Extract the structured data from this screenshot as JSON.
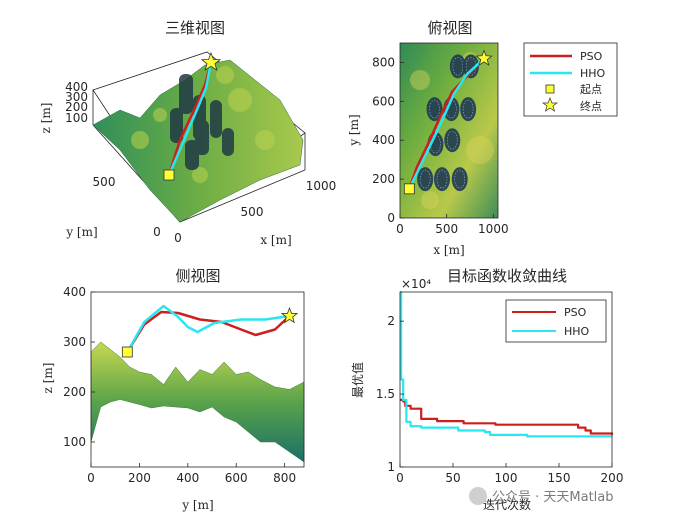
{
  "chart_data": [
    {
      "type": "line",
      "title": "三维视图",
      "xlabel": "x [m]",
      "ylabel": "y [m]",
      "zlabel": "z [m]",
      "x_ticks": [
        "0",
        "500",
        "1000"
      ],
      "y_ticks": [
        "0",
        "500"
      ],
      "z_ticks": [
        "100",
        "200",
        "300",
        "400"
      ],
      "obstacles": "cylinders",
      "series": [
        {
          "name": "PSO",
          "color": "#cc1f1f",
          "x": [
            100,
            250,
            500,
            700,
            900
          ],
          "y": [
            150,
            300,
            500,
            650,
            820
          ],
          "z": [
            280,
            350,
            340,
            330,
            350
          ]
        },
        {
          "name": "HHO",
          "color": "#29e6f0",
          "x": [
            100,
            300,
            500,
            700,
            900
          ],
          "y": [
            150,
            320,
            520,
            680,
            820
          ],
          "z": [
            280,
            370,
            330,
            340,
            350
          ]
        }
      ]
    },
    {
      "type": "line",
      "title": "俯视图",
      "xlabel": "x [m]",
      "ylabel": "y [m]",
      "x_ticks": [
        "0",
        "500",
        "1000"
      ],
      "y_ticks": [
        "0",
        "200",
        "400",
        "600",
        "800"
      ],
      "xlim": [
        0,
        1050
      ],
      "ylim": [
        0,
        900
      ],
      "obstacle_centers": [
        [
          620,
          780
        ],
        [
          760,
          780
        ],
        [
          370,
          560
        ],
        [
          550,
          560
        ],
        [
          730,
          560
        ],
        [
          380,
          380
        ],
        [
          560,
          400
        ],
        [
          270,
          200
        ],
        [
          450,
          200
        ],
        [
          640,
          200
        ]
      ],
      "start": [
        100,
        150
      ],
      "goal": [
        900,
        820
      ],
      "series": [
        {
          "name": "PSO",
          "color": "#cc1f1f",
          "x": [
            100,
            180,
            300,
            430,
            560,
            700,
            900
          ],
          "y": [
            150,
            260,
            380,
            520,
            650,
            720,
            820
          ]
        },
        {
          "name": "HHO",
          "color": "#29e6f0",
          "x": [
            100,
            200,
            320,
            450,
            580,
            720,
            900
          ],
          "y": [
            150,
            250,
            370,
            500,
            640,
            740,
            820
          ]
        }
      ],
      "legend": {
        "placement": "right",
        "entries": [
          "PSO",
          "HHO",
          "起点",
          "终点"
        ]
      }
    },
    {
      "type": "line",
      "title": "侧视图",
      "xlabel": "y [m]",
      "ylabel": "z [m]",
      "x_ticks": [
        "0",
        "200",
        "400",
        "600",
        "800"
      ],
      "y_ticks": [
        "100",
        "200",
        "300",
        "400"
      ],
      "xlim": [
        0,
        880
      ],
      "ylim": [
        50,
        400
      ],
      "start": [
        150,
        280
      ],
      "goal": [
        820,
        352
      ],
      "series": [
        {
          "name": "PSO",
          "color": "#cc1f1f",
          "x": [
            150,
            220,
            290,
            360,
            450,
            540,
            620,
            680,
            760,
            820
          ],
          "y": [
            280,
            335,
            360,
            358,
            345,
            340,
            325,
            314,
            325,
            352
          ]
        },
        {
          "name": "HHO",
          "color": "#29e6f0",
          "x": [
            150,
            220,
            300,
            360,
            400,
            440,
            510,
            620,
            720,
            820
          ],
          "y": [
            280,
            340,
            372,
            350,
            330,
            320,
            338,
            345,
            345,
            352
          ]
        }
      ],
      "terrain_profile": {
        "x": [
          0,
          40,
          80,
          120,
          160,
          200,
          250,
          300,
          350,
          400,
          450,
          500,
          550,
          600,
          650,
          700,
          760,
          820,
          880
        ],
        "top": [
          280,
          300,
          285,
          270,
          250,
          240,
          235,
          215,
          250,
          220,
          245,
          235,
          260,
          235,
          240,
          225,
          210,
          205,
          220
        ],
        "bottom": [
          100,
          170,
          180,
          185,
          180,
          175,
          168,
          172,
          170,
          168,
          160,
          170,
          150,
          140,
          120,
          100,
          100,
          80,
          60
        ]
      }
    },
    {
      "type": "line",
      "title": "目标函数收敛曲线",
      "xlabel": "迭代次数",
      "ylabel": "最优值",
      "x_ticks": [
        "0",
        "50",
        "100",
        "150",
        "200"
      ],
      "y_ticks": [
        "1",
        "1.5",
        "2"
      ],
      "exponent_label": "×10⁴",
      "xlim": [
        0,
        200
      ],
      "ylim": [
        10000,
        22000
      ],
      "series": [
        {
          "name": "PSO",
          "color": "#cc1f1f",
          "x": [
            0,
            3,
            5,
            10,
            20,
            35,
            60,
            90,
            120,
            165,
            168,
            175,
            180,
            200
          ],
          "y": [
            14600,
            14500,
            14200,
            14000,
            13300,
            13150,
            13000,
            12900,
            12900,
            12900,
            12700,
            12500,
            12300,
            12200
          ]
        },
        {
          "name": "HHO",
          "color": "#29e6f0",
          "x": [
            0,
            1,
            3,
            6,
            10,
            20,
            50,
            55,
            80,
            85,
            120,
            180,
            200
          ],
          "y": [
            22000,
            16000,
            14600,
            13100,
            12800,
            12700,
            12700,
            12500,
            12400,
            12200,
            12100,
            12100,
            12100
          ]
        }
      ],
      "legend": {
        "placement": "top-right",
        "entries": [
          "PSO",
          "HHO"
        ]
      }
    }
  ],
  "watermark": "公众号 · 天天Matlab",
  "colors": {
    "pso": "#cc1f1f",
    "hho": "#29e6f0",
    "marker": "#ffff33",
    "terrain_low": "#1b7b5c",
    "terrain_high": "#c7d850"
  }
}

• **Objective**:
The records above must be echoed exactly, minus their pictures.

• **Answer to this problem**:
Extract the structured data from this screenshot as JSON.
{
  "chart_data": [
    {
      "type": "line",
      "title": "三维视图",
      "xlabel": "x [m]",
      "ylabel": "y [m]",
      "zlabel": "z [m]",
      "x_ticks": [
        "0",
        "500",
        "1000"
      ],
      "y_ticks": [
        "0",
        "500"
      ],
      "z_ticks": [
        "100",
        "200",
        "300",
        "400"
      ],
      "obstacles": "cylinders",
      "series": [
        {
          "name": "PSO",
          "color": "#cc1f1f",
          "x": [
            100,
            250,
            500,
            700,
            900
          ],
          "y": [
            150,
            300,
            500,
            650,
            820
          ],
          "z": [
            280,
            350,
            340,
            330,
            350
          ]
        },
        {
          "name": "HHO",
          "color": "#29e6f0",
          "x": [
            100,
            300,
            500,
            700,
            900
          ],
          "y": [
            150,
            320,
            520,
            680,
            820
          ],
          "z": [
            280,
            370,
            330,
            340,
            350
          ]
        }
      ]
    },
    {
      "type": "line",
      "title": "俯视图",
      "xlabel": "x [m]",
      "ylabel": "y [m]",
      "x_ticks": [
        "0",
        "500",
        "1000"
      ],
      "y_ticks": [
        "0",
        "200",
        "400",
        "600",
        "800"
      ],
      "xlim": [
        0,
        1050
      ],
      "ylim": [
        0,
        900
      ],
      "obstacle_centers": [
        [
          620,
          780
        ],
        [
          760,
          780
        ],
        [
          370,
          560
        ],
        [
          550,
          560
        ],
        [
          730,
          560
        ],
        [
          380,
          380
        ],
        [
          560,
          400
        ],
        [
          270,
          200
        ],
        [
          450,
          200
        ],
        [
          640,
          200
        ]
      ],
      "start": [
        100,
        150
      ],
      "goal": [
        900,
        820
      ],
      "series": [
        {
          "name": "PSO",
          "color": "#cc1f1f",
          "x": [
            100,
            180,
            300,
            430,
            560,
            700,
            900
          ],
          "y": [
            150,
            260,
            380,
            520,
            650,
            720,
            820
          ]
        },
        {
          "name": "HHO",
          "color": "#29e6f0",
          "x": [
            100,
            200,
            320,
            450,
            580,
            720,
            900
          ],
          "y": [
            150,
            250,
            370,
            500,
            640,
            740,
            820
          ]
        }
      ],
      "legend": {
        "placement": "right",
        "entries": [
          "PSO",
          "HHO",
          "起点",
          "终点"
        ]
      }
    },
    {
      "type": "line",
      "title": "侧视图",
      "xlabel": "y [m]",
      "ylabel": "z [m]",
      "x_ticks": [
        "0",
        "200",
        "400",
        "600",
        "800"
      ],
      "y_ticks": [
        "100",
        "200",
        "300",
        "400"
      ],
      "xlim": [
        0,
        880
      ],
      "ylim": [
        50,
        400
      ],
      "start": [
        150,
        280
      ],
      "goal": [
        820,
        352
      ],
      "series": [
        {
          "name": "PSO",
          "color": "#cc1f1f",
          "x": [
            150,
            220,
            290,
            360,
            450,
            540,
            620,
            680,
            760,
            820
          ],
          "y": [
            280,
            335,
            360,
            358,
            345,
            340,
            325,
            314,
            325,
            352
          ]
        },
        {
          "name": "HHO",
          "color": "#29e6f0",
          "x": [
            150,
            220,
            300,
            360,
            400,
            440,
            510,
            620,
            720,
            820
          ],
          "y": [
            280,
            340,
            372,
            350,
            330,
            320,
            338,
            345,
            345,
            352
          ]
        }
      ],
      "terrain_profile": {
        "x": [
          0,
          40,
          80,
          120,
          160,
          200,
          250,
          300,
          350,
          400,
          450,
          500,
          550,
          600,
          650,
          700,
          760,
          820,
          880
        ],
        "top": [
          280,
          300,
          285,
          270,
          250,
          240,
          235,
          215,
          250,
          220,
          245,
          235,
          260,
          235,
          240,
          225,
          210,
          205,
          220
        ],
        "bottom": [
          100,
          170,
          180,
          185,
          180,
          175,
          168,
          172,
          170,
          168,
          160,
          170,
          150,
          140,
          120,
          100,
          100,
          80,
          60
        ]
      }
    },
    {
      "type": "line",
      "title": "目标函数收敛曲线",
      "xlabel": "迭代次数",
      "ylabel": "最优值",
      "x_ticks": [
        "0",
        "50",
        "100",
        "150",
        "200"
      ],
      "y_ticks": [
        "1",
        "1.5",
        "2"
      ],
      "exponent_label": "×10⁴",
      "xlim": [
        0,
        200
      ],
      "ylim": [
        10000,
        22000
      ],
      "series": [
        {
          "name": "PSO",
          "color": "#cc1f1f",
          "x": [
            0,
            3,
            5,
            10,
            20,
            35,
            60,
            90,
            120,
            165,
            168,
            175,
            180,
            200
          ],
          "y": [
            14600,
            14500,
            14200,
            14000,
            13300,
            13150,
            13000,
            12900,
            12900,
            12900,
            12700,
            12500,
            12300,
            12200
          ]
        },
        {
          "name": "HHO",
          "color": "#29e6f0",
          "x": [
            0,
            1,
            3,
            6,
            10,
            20,
            50,
            55,
            80,
            85,
            120,
            180,
            200
          ],
          "y": [
            22000,
            16000,
            14600,
            13100,
            12800,
            12700,
            12700,
            12500,
            12400,
            12200,
            12100,
            12100,
            12100
          ]
        }
      ],
      "legend": {
        "placement": "top-right",
        "entries": [
          "PSO",
          "HHO"
        ]
      }
    }
  ],
  "watermark": "公众号 · 天天Matlab",
  "colors": {
    "pso": "#cc1f1f",
    "hho": "#29e6f0",
    "marker": "#ffff33",
    "terrain_low": "#1b7b5c",
    "terrain_high": "#c7d850"
  }
}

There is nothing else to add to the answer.